=== DO THIS ===
Retype everything in the listing, leaving each line exactly as it is.

=== Dataset excerpts ===
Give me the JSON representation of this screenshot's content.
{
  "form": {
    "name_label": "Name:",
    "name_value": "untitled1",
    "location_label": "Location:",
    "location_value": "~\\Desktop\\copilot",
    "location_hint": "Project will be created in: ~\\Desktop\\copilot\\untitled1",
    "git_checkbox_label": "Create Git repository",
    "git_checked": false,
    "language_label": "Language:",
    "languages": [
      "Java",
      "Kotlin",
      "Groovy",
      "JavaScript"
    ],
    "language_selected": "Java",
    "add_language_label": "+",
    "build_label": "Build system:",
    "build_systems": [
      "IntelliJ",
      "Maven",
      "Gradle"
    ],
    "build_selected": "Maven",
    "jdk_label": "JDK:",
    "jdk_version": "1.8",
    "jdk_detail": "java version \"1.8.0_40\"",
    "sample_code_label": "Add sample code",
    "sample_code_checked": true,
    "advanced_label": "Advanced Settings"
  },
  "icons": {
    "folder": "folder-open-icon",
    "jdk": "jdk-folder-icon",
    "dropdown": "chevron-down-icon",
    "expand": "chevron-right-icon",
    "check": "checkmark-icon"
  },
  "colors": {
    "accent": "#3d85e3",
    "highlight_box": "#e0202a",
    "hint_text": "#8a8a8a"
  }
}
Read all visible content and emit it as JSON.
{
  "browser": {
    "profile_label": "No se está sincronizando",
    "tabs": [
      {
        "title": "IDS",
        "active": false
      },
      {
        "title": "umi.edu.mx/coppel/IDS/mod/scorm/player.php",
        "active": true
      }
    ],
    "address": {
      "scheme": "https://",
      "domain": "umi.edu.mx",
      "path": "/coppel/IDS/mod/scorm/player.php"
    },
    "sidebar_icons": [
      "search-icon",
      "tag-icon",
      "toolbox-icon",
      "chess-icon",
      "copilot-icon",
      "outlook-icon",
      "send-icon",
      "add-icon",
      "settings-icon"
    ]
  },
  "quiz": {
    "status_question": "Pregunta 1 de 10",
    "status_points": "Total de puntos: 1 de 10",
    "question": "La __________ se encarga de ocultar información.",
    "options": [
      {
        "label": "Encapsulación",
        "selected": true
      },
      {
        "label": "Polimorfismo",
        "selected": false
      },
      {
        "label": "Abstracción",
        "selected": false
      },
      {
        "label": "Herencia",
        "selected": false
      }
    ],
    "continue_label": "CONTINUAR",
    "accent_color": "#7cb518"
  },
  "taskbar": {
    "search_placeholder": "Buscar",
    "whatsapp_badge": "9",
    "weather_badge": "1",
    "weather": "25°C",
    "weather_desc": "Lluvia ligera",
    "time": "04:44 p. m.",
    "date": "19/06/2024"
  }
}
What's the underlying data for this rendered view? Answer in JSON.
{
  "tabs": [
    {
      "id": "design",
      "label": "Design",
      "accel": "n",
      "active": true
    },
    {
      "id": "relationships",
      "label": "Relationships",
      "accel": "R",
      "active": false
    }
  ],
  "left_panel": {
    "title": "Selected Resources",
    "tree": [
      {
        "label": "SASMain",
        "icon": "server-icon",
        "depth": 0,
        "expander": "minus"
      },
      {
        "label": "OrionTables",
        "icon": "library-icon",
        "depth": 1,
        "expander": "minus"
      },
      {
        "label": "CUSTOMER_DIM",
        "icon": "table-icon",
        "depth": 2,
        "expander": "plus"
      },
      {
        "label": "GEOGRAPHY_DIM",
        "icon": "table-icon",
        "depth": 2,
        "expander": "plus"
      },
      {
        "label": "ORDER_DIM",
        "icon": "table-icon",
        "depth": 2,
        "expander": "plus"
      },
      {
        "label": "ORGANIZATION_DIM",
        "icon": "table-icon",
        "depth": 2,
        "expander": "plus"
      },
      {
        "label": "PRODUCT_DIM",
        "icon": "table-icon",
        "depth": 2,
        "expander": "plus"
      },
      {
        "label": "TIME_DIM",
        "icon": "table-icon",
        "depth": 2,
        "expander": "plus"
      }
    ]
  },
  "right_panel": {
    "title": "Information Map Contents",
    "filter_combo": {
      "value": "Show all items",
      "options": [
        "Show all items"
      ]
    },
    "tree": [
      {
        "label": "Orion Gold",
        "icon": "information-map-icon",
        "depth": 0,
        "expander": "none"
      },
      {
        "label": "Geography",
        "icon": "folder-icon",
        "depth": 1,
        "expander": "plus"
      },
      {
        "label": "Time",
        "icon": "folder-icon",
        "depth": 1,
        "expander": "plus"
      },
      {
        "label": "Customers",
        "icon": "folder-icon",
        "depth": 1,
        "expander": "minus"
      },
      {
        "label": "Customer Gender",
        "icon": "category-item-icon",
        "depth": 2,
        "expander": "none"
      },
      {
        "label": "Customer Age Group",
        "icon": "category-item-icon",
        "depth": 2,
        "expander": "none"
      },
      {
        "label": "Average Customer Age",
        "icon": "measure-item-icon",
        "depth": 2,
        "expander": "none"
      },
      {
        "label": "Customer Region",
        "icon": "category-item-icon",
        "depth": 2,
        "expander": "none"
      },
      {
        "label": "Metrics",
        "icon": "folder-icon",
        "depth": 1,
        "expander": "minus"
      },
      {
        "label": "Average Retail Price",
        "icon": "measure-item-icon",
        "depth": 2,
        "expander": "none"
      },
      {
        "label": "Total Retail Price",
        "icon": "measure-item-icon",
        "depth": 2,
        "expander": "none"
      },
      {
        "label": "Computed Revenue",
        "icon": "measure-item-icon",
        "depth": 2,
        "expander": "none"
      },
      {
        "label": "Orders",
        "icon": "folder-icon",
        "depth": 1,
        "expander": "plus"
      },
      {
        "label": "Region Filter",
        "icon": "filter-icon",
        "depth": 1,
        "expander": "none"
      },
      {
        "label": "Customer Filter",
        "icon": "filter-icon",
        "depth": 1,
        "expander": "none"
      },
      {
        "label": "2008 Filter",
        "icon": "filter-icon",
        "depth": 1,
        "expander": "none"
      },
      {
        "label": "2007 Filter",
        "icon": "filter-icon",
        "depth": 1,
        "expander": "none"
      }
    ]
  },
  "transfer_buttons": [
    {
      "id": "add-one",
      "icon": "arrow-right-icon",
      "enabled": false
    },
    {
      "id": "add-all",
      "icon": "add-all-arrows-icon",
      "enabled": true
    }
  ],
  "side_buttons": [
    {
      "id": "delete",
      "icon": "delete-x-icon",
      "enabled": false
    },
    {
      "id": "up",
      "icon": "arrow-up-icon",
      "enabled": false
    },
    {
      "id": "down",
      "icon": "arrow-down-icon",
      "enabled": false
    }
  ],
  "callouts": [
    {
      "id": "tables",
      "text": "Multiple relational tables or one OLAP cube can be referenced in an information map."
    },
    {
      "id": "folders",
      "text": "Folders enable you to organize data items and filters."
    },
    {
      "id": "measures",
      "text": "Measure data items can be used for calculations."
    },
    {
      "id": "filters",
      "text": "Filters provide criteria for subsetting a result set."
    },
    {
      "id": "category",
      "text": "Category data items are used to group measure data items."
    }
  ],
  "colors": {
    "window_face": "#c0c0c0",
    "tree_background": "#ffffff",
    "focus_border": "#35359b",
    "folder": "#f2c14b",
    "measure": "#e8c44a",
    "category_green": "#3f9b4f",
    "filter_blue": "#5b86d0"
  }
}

=== RESULT ===
Give me the JSON representation of this screenshot's content.
{
  "form": {
    "name_label": "Name:",
    "name_value": "untitled1",
    "location_label": "Location:",
    "location_value": "~\\Desktop\\copilot",
    "location_hint": "Project will be created in: ~\\Desktop\\copilot\\untitled1",
    "git_checkbox_label": "Create Git repository",
    "git_checked": false,
    "language_label": "Language:",
    "languages": [
      "Java",
      "Kotlin",
      "Groovy",
      "JavaScript"
    ],
    "language_selected": "Java",
    "add_language_label": "+",
    "build_label": "Build system:",
    "build_systems": [
      "IntelliJ",
      "Maven",
      "Gradle"
    ],
    "build_selected": "Maven",
    "jdk_label": "JDK:",
    "jdk_version": "1.8",
    "jdk_detail": "java version \"1.8.0_40\"",
    "sample_code_label": "Add sample code",
    "sample_code_checked": true,
    "advanced_label": "Advanced Settings"
  },
  "icons": {
    "folder": "folder-open-icon",
    "jdk": "jdk-folder-icon",
    "dropdown": "chevron-down-icon",
    "expand": "chevron-right-icon",
    "check": "checkmark-icon"
  },
  "colors": {
    "accent": "#3d85e3",
    "highlight_box": "#e0202a",
    "hint_text": "#8a8a8a"
  }
}
Read all visible content and emit it as JSON.
{
  "browser": {
    "profile_label": "No se está sincronizando",
    "tabs": [
      {
        "title": "IDS",
        "active": false
      },
      {
        "title": "umi.edu.mx/coppel/IDS/mod/scorm/player.php",
        "active": true
      }
    ],
    "address": {
      "scheme": "https://",
      "domain": "umi.edu.mx",
      "path": "/coppel/IDS/mod/scorm/player.php"
    },
    "sidebar_icons": [
      "search-icon",
      "tag-icon",
      "toolbox-icon",
      "chess-icon",
      "copilot-icon",
      "outlook-icon",
      "send-icon",
      "add-icon",
      "settings-icon"
    ]
  },
  "quiz": {
    "status_question": "Pregunta 1 de 10",
    "status_points": "Total de puntos: 1 de 10",
    "question": "La __________ se encarga de ocultar información.",
    "options": [
      {
        "label": "Encapsulación",
        "selected": true
      },
      {
        "label": "Polimorfismo",
        "selected": false
      },
      {
        "label": "Abstracción",
        "selected": false
      },
      {
        "label": "Herencia",
        "selected": false
      }
    ],
    "continue_label": "CONTINUAR",
    "accent_color": "#7cb518"
  },
  "taskbar": {
    "search_placeholder": "Buscar",
    "whatsapp_badge": "9",
    "weather_badge": "1",
    "weather": "25°C",
    "weather_desc": "Lluvia ligera",
    "time": "04:44 p. m.",
    "date": "19/06/2024"
  }
}
What's the underlying data for this rendered view? Answer in JSON.
{
  "tabs": [
    {
      "id": "design",
      "label": "Design",
      "accel": "n",
      "active": true
    },
    {
      "id": "relationships",
      "label": "Relationships",
      "accel": "R",
      "active": false
    }
  ],
  "left_panel": {
    "title": "Selected Resources",
    "tree": [
      {
        "label": "SASMain",
        "icon": "server-icon",
        "depth": 0,
        "expander": "minus"
      },
      {
        "label": "OrionTables",
        "icon": "library-icon",
        "depth": 1,
        "expander": "minus"
      },
      {
        "label": "CUSTOMER_DIM",
        "icon": "table-icon",
        "depth": 2,
        "expander": "plus"
      },
      {
        "label": "GEOGRAPHY_DIM",
        "icon": "table-icon",
        "depth": 2,
        "expander": "plus"
      },
      {
        "label": "ORDER_DIM",
        "icon": "table-icon",
        "depth": 2,
        "expander": "plus"
      },
      {
        "label": "ORGANIZATION_DIM",
        "icon": "table-icon",
        "depth": 2,
        "expander": "plus"
      },
      {
        "label": "PRODUCT_DIM",
        "icon": "table-icon",
        "depth": 2,
        "expander": "plus"
      },
      {
        "label": "TIME_DIM",
        "icon": "table-icon",
        "depth": 2,
        "expander": "plus"
      }
    ]
  },
  "right_panel": {
    "title": "Information Map Contents",
    "filter_combo": {
      "value": "Show all items",
      "options": [
        "Show all items"
      ]
    },
    "tree": [
      {
        "label": "Orion Gold",
        "icon": "information-map-icon",
        "depth": 0,
        "expander": "none"
      },
      {
        "label": "Geography",
        "icon": "folder-icon",
        "depth": 1,
        "expander": "plus"
      },
      {
        "label": "Time",
        "icon": "folder-icon",
        "depth": 1,
        "expander": "plus"
      },
      {
        "label": "Customers",
        "icon": "folder-icon",
        "depth": 1,
        "expander": "minus"
      },
      {
        "label": "Customer Gender",
        "icon": "category-item-icon",
        "depth": 2,
        "expander": "none"
      },
      {
        "label": "Customer Age Group",
        "icon": "category-item-icon",
        "depth": 2,
        "expander": "none"
      },
      {
        "label": "Average Customer Age",
        "icon": "measure-item-icon",
        "depth": 2,
        "expander": "none"
      },
      {
        "label": "Customer Region",
        "icon": "category-item-icon",
        "depth": 2,
        "expander": "none"
      },
      {
        "label": "Metrics",
        "icon": "folder-icon",
        "depth": 1,
        "expander": "minus"
      },
      {
        "label": "Average Retail Price",
        "icon": "measure-item-icon",
        "depth": 2,
        "expander": "none"
      },
      {
        "label": "Total Retail Price",
        "icon": "measure-item-icon",
        "depth": 2,
        "expander": "none"
      },
      {
        "label": "Computed Revenue",
        "icon": "measure-item-icon",
        "depth": 2,
        "expander": "none"
      },
      {
        "label": "Orders",
        "icon": "folder-icon",
        "depth": 1,
        "expander": "plus"
      },
      {
        "label": "Region Filter",
        "icon": "filter-icon",
        "depth": 1,
        "expander": "none"
      },
      {
        "label": "Customer Filter",
        "icon": "filter-icon",
        "depth": 1,
        "expander": "none"
      },
      {
        "label": "2008 Filter",
        "icon": "filter-icon",
        "depth": 1,
        "expander": "none"
      },
      {
        "label": "2007 Filter",
        "icon": "filter-icon",
        "depth": 1,
        "expander": "none"
      }
    ]
  },
  "transfer_buttons": [
    {
      "id": "add-one",
      "icon": "arrow-right-icon",
      "enabled": false
    },
    {
      "id": "add-all",
      "icon": "add-all-arrows-icon",
      "enabled": true
    }
  ],
  "side_buttons": [
    {
      "id": "delete",
      "icon": "delete-x-icon",
      "enabled": false
    },
    {
      "id": "up",
      "icon": "arrow-up-icon",
      "enabled": false
    },
    {
      "id": "down",
      "icon": "arrow-down-icon",
      "enabled": false
    }
  ],
  "callouts": [
    {
      "id": "tables",
      "text": "Multiple relational tables or one OLAP cube can be referenced in an information map."
    },
    {
      "id": "folders",
      "text": "Folders enable you to organize data items and filters."
    },
    {
      "id": "measures",
      "text": "Measure data items can be used for calculations."
    },
    {
      "id": "filters",
      "text": "Filters provide criteria for subsetting a result set."
    },
    {
      "id": "category",
      "text": "Category data items are used to group measure data items."
    }
  ],
  "colors": {
    "window_face": "#c0c0c0",
    "tree_background": "#ffffff",
    "focus_border": "#35359b",
    "folder": "#f2c14b",
    "measure": "#e8c44a",
    "category_green": "#3f9b4f",
    "filter_blue": "#5b86d0"
  }
}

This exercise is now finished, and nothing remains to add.